TASK A
Copy the rows verbatim, covering the stretch from their beginning through the line that contains "speech-bubble-icon bbox=[599, 1298, 646, 1342]", with both ends included.

EXCERPT PROVIDED
# Cassette and guide pulley not aligned for chain



## Gabe3 (Mar 13, 2009)

the chain is rubbing on the edge of the guide pulley causing a clicking noise as the chain goes around. the guide pulley is the closest pulley to the rear cassette. any idea what I should adjust? it appears the guide pulley is to far in, basically needs to move away from the wheel some.


----------



## jeffj (Jan 13, 2004)

The "B" adjustment screw on the rear derailleur is facing head up down very close to and behind the rear axle.


----------



## cobba (Apr 5, 2007)

http://bicycletutor.com/adjust-rear-derailleur/


----------



## Gabe3 (Mar 13, 2009)

i don't quite understand jeffj, the b screw apparently changes the distance of it from far to close, I need to move it in closer to the wheel. not really closer to the cassette.


----------



## jeffj (Jan 13, 2004)

Gabe3 said:


> i don't quite understand jeffj, the b screw apparently changes the distance of it from far to close, I need to move it in closer to the wheel. not really closer to the cassette.


Aha!

Try this:

Rear Derailleur Adjustment:

1) Shift the bike to the smallest cog (9th gear if it's a nine speed setup). Turn the cable adjuster on the shifter for the rear derailleur (right end of the handlebar) all the way in and then back it all one full turn. If you're using a Shimano derailleur with a cable adjuster where the cable enters the rear derailleur, do the same thing with that adjuster that you did with the one on the shifter.

2) Loosen the cable nut on the rear derailleur and gently use a pair of pliers to pull the cable fairly snug (but no need to pull it super tight), and tighten the nut a little over half way tight (tight enough that it won't move when you shift while adjusting, but no so tight it will disfigure the cable in case you have to make an adjustment before you're finished).

3) Shift the bike to 2nd gear and look at it from the rear of the bike. Use the cable adjuster (on the rear of the derailleur if it's a Shimano or at the shifter if using SRAM) to adjust the top pulley on the derailleur so it is lined up exactly with the 2nd to largest cog on the cassette. You use the adjuster on the rear derailleur for this step if using Shimano so that you save as much room at the shifter as possible for subsequent on-the-fly adjustments.

4) On the rear derailleur, shift to the largest cog and look at the derailleur from behind. Use the limit screw on the back of the derailleur to adjust the derailleur so the top pulley wheel lines up exactly with the large cog when looking at it from behind. Shift down to the smallest cog and do the same using the other adjustment screw on the back of the derailleur.

5) Again shift to 2nd gear and check the pulley alignment and then shift to the 8th cog and make sure it lines up well there too. Make any fine adjustments you can see are necessary.

6) You are ready to test ride the bike. If it is not shifting smoothly, shift it to 2nd gear and look at it from behind. Hold up the rear of the bike and turn the pedal (it's easier if you have help doing this). You can also turn the bike upside down, but shift it first to 2nd gear so you don't have to do this with the handlebars on the ground. Watch the way the chain acts as you turn the pedals. If it jumps up toward the largest cog, turn the adjuster inward (tighten) one 'click' at a time until it stops jumping. If it is looking like it is trying to shift to a smaller cog, turn the adjuster as though to loosen it (this will in effect increase the cable length) until it stops trying to shift downward. Retest the bike by riding it. Repeat this step until it shifts perfectly.
=======================
Add: Turning the adjusters will add tension to the cable which will move the rear derailleur closer to the wheel (unless you have a 'low normal' derailleur). Turning clockwise will move it away from the wheel.


----------



## Gabe3 (Mar 13, 2009)

jeffj, I scewed the b screw in quite a bit, and it seems like it fixed it.


----------



## jeffj (Jan 13, 2004)

Good job :thumbsup: 

Thanks for reporting back.


----------

DATA SHOWN

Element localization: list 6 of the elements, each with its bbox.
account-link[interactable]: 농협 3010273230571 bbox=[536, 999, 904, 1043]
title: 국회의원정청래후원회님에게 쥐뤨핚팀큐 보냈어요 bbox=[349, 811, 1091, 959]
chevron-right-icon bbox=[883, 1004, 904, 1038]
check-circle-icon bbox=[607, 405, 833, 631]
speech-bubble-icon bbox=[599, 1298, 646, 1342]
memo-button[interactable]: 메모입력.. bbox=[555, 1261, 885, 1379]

TASK B
List every distinct username that posts in the forum thread about the misaligned guide pulley.

RESPONSE A
Element localization: list 6 of the elements, each with its bbox.
account-link[interactable]: 농협 3010273230571 bbox=[536, 999, 904, 1043]
title: 국회의원정청래후원회님에게 쥐뤨핚팀큐 보냈어요 bbox=[349, 811, 1091, 959]
chevron-right-icon bbox=[883, 1004, 904, 1038]
check-circle-icon bbox=[607, 405, 833, 631]
speech-bubble-icon bbox=[599, 1298, 646, 1342]

RESPONSE B
Gabe3
jeffj
cobba